● TASK TO CARRY OUT
Find "Give me a plain-text" in the data below; transcribe the line it appears on and each line after it, exactly, to the end, and nothing else.

Items from a data source:
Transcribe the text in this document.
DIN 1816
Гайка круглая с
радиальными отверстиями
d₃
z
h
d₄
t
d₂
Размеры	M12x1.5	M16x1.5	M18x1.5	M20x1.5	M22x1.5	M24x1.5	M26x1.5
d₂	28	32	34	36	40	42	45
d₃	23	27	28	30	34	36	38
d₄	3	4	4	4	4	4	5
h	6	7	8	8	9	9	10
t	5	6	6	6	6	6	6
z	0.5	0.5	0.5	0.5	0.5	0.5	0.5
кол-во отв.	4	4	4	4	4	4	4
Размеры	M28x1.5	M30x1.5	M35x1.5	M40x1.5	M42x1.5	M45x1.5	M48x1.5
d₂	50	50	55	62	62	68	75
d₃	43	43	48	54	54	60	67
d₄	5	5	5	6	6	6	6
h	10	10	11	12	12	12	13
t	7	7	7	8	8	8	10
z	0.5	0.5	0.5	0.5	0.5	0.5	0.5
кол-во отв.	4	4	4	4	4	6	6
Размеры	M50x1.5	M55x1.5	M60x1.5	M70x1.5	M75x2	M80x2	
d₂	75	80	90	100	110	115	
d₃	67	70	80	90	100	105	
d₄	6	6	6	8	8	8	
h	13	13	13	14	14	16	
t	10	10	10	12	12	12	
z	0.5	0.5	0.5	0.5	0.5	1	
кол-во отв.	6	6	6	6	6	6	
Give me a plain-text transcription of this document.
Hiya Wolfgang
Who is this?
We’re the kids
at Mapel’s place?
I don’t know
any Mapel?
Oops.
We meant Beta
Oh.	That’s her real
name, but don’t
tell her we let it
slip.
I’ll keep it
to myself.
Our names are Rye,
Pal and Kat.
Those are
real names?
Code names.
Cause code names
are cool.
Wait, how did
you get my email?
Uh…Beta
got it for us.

● ANSWER
Give me a plain-text transcription of this document.
Hiya Wolfgang
Who is this?
We’re the kids
at Mapel’s place?
I don’t know
any Mapel?
Oops.
We meant Beta
Oh.	That’s her real
name, but don’t
tell her we let it
slip.
I’ll keep it
to myself.
Our names are Rye,
Pal and Kat.
Those are
real names?
Code names.
Cause code names
are cool.
Wait, how did
you get my email?
Uh…Beta
got it for us.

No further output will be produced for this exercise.